__DIRECTION__: Without the pictures, reproduce the records that follow exactly.

__EXERCISE INPUT__:
####################
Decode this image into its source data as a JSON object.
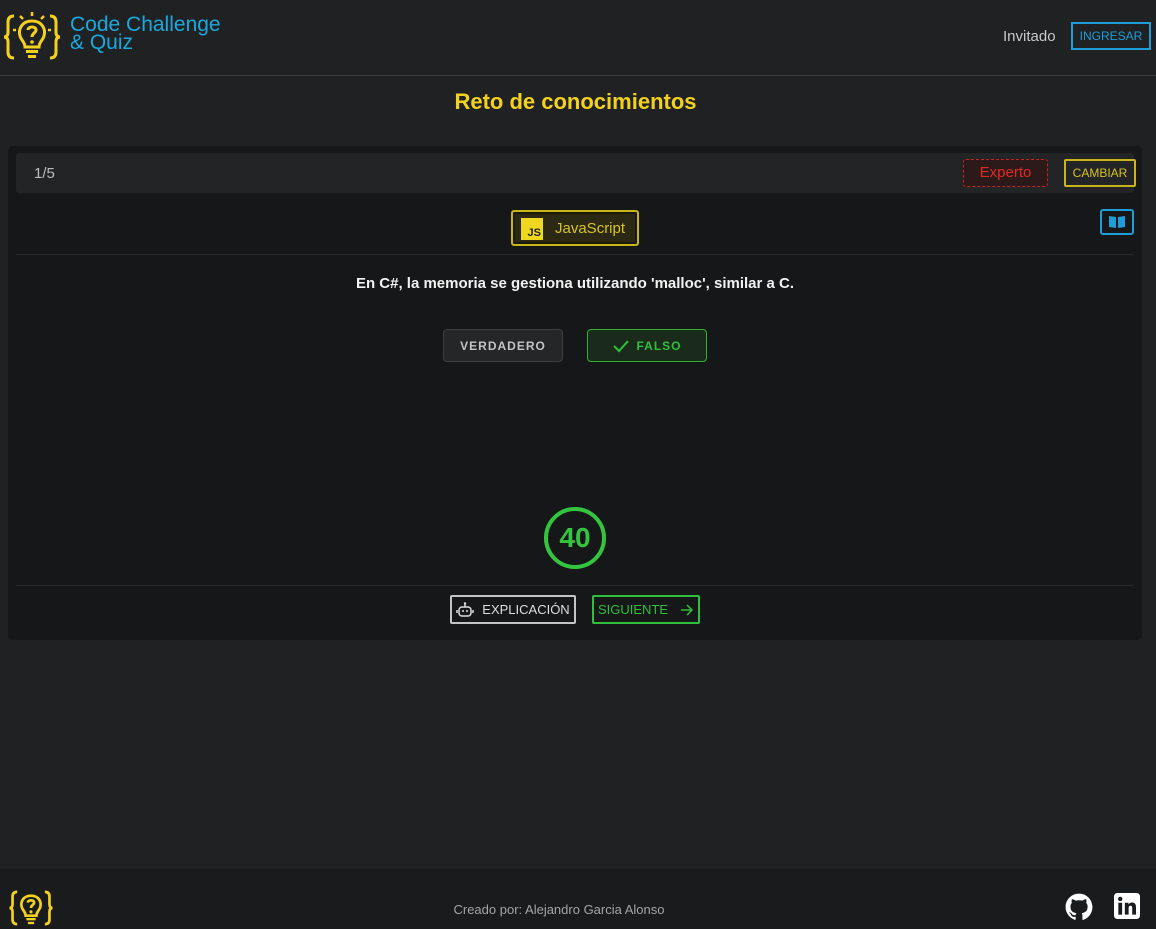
{
  "app": {
    "title_line1": "Code Challenge",
    "title_line2": "& Quiz",
    "logo_icon": "lightbulb-question-icon"
  },
  "header": {
    "user_label": "Invitado",
    "login_label": "INGRESAR"
  },
  "page": {
    "title": "Reto de conocimientos"
  },
  "quiz": {
    "counter": "1/5",
    "level": "Experto",
    "change_label": "CAMBIAR",
    "language": "JavaScript",
    "language_icon_text": "JS",
    "question": "En C#, la memoria se gestiona utilizando 'malloc', similar a C.",
    "answers": {
      "true_label": "VERDADERO",
      "false_label": "FALSO",
      "selected": "FALSO"
    },
    "timer": "40",
    "explain_label": "EXPLICACIÓN",
    "next_label": "SIGUIENTE"
  },
  "footer": {
    "credit": "Creado por: Alejandro Garcia Alonso",
    "icons": [
      "github-icon",
      "linkedin-icon"
    ]
  },
  "colors": {
    "accent_yellow": "#f4d21c",
    "accent_blue": "#19a9e0",
    "accent_green": "#2fbf3a",
    "accent_red": "#de2a23",
    "background": "#1f2122"
  }
}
####################
__ANSWER__:
Decode this image into its source data as a JSON object.
{
  "app": {
    "title_line1": "Code Challenge",
    "title_line2": "& Quiz",
    "logo_icon": "lightbulb-question-icon"
  },
  "header": {
    "user_label": "Invitado",
    "login_label": "INGRESAR"
  },
  "page": {
    "title": "Reto de conocimientos"
  },
  "quiz": {
    "counter": "1/5",
    "level": "Experto",
    "change_label": "CAMBIAR",
    "language": "JavaScript",
    "language_icon_text": "JS",
    "question": "En C#, la memoria se gestiona utilizando 'malloc', similar a C.",
    "answers": {
      "true_label": "VERDADERO",
      "false_label": "FALSO",
      "selected": "FALSO"
    },
    "timer": "40",
    "explain_label": "EXPLICACIÓN",
    "next_label": "SIGUIENTE"
  },
  "footer": {
    "credit": "Creado por: Alejandro Garcia Alonso",
    "icons": [
      "github-icon",
      "linkedin-icon"
    ]
  },
  "colors": {
    "accent_yellow": "#f4d21c",
    "accent_blue": "#19a9e0",
    "accent_green": "#2fbf3a",
    "accent_red": "#de2a23",
    "background": "#1f2122"
  }
}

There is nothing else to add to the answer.